**PROVIDED INFORMATION**
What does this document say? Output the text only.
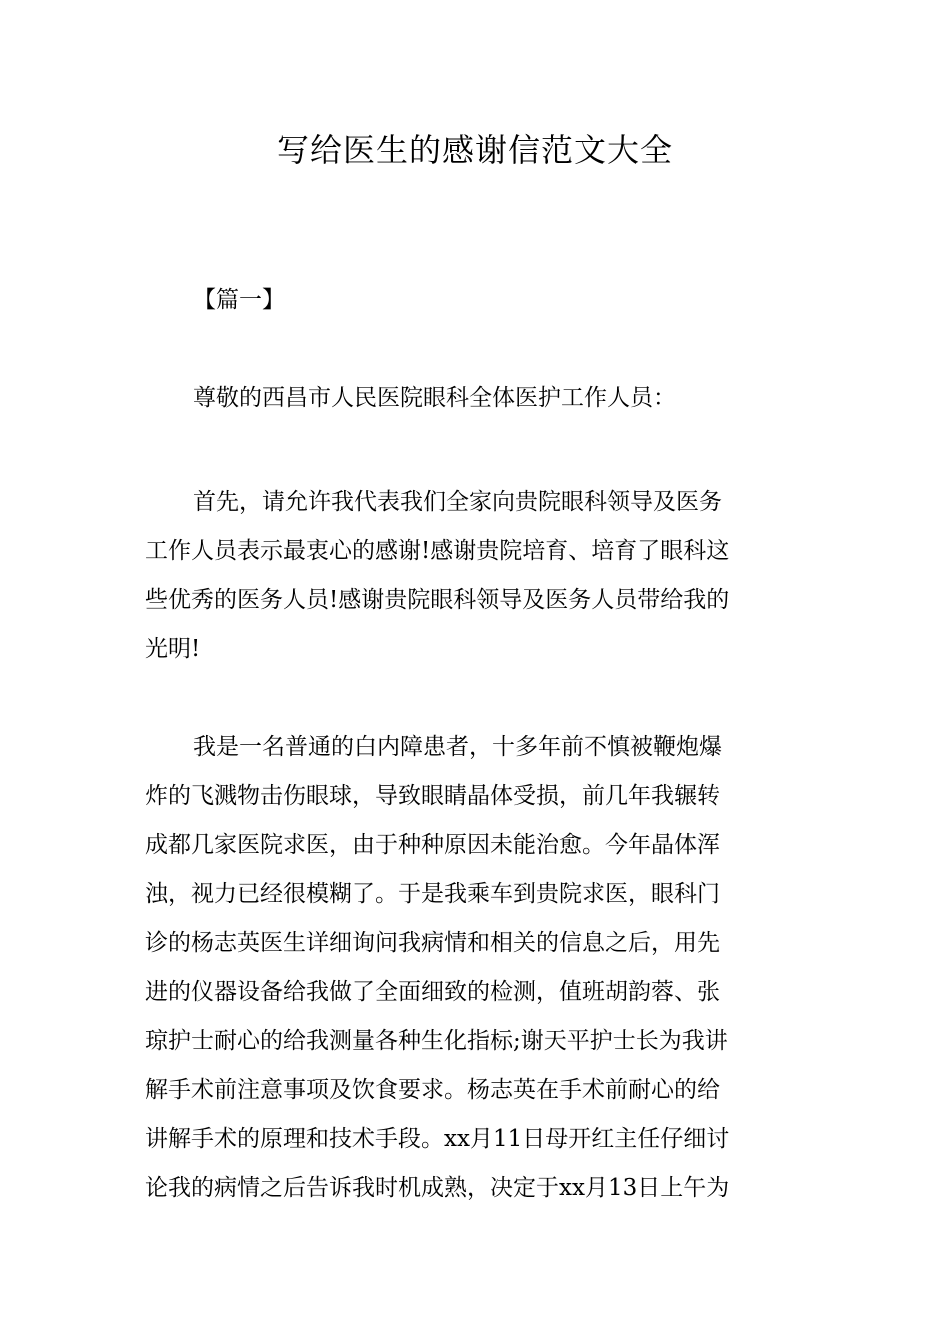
写给医生的感谢信范文大全

【篇一】

尊敬的西昌市人民医院眼科全体医护工作人员：

首先，请允许我代表我们全家向贵院眼科领导及医务
工作人员表示最衷心的感谢!感谢贵院培育、培育了眼科这
些优秀的医务人员!感谢贵院眼科领导及医务人员带给我的
光明!
我是一名普通的白内障患者，十多年前不慎被鞭炮爆
炸的飞溅物击伤眼球，导致眼睛晶体受损，前几年我辗转
成都几家医院求医，由于种种原因未能治愈。今年晶体浑
浊，视力已经很模糊了。于是我乘车到贵院求医，眼科门
诊的杨志英医生详细询问我病情和相关的信息之后，用先
进的仪器设备给我做了全面细致的检测，值班胡韵蓉、张
琼护士耐心的给我测量各种生化指标;谢天平护士长为我讲
解手术前注意事项及饮食要求。杨志英在手术前耐心的给
讲解手术的原理和技术手段。xx月11日母开红主任仔细讨
论我的病情之后告诉我时机成熟，决定于xx月13日上午为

**INSTRUCTIONS FOR THE TASK**
Repeat the material above verbatim. Leave the pictures behind.

**THE ANSWER**
What does this document say? Output the text only.
写给医生的感谢信范文大全

【篇一】

尊敬的西昌市人民医院眼科全体医护工作人员：

首先，请允许我代表我们全家向贵院眼科领导及医务
工作人员表示最衷心的感谢!感谢贵院培育、培育了眼科这
些优秀的医务人员!感谢贵院眼科领导及医务人员带给我的
光明!
我是一名普通的白内障患者，十多年前不慎被鞭炮爆
炸的飞溅物击伤眼球，导致眼睛晶体受损，前几年我辗转
成都几家医院求医，由于种种原因未能治愈。今年晶体浑
浊，视力已经很模糊了。于是我乘车到贵院求医，眼科门
诊的杨志英医生详细询问我病情和相关的信息之后，用先
进的仪器设备给我做了全面细致的检测，值班胡韵蓉、张
琼护士耐心的给我测量各种生化指标;谢天平护士长为我讲
解手术前注意事项及饮食要求。杨志英在手术前耐心的给
讲解手术的原理和技术手段。xx月11日母开红主任仔细讨
论我的病情之后告诉我时机成熟，决定于xx月13日上午为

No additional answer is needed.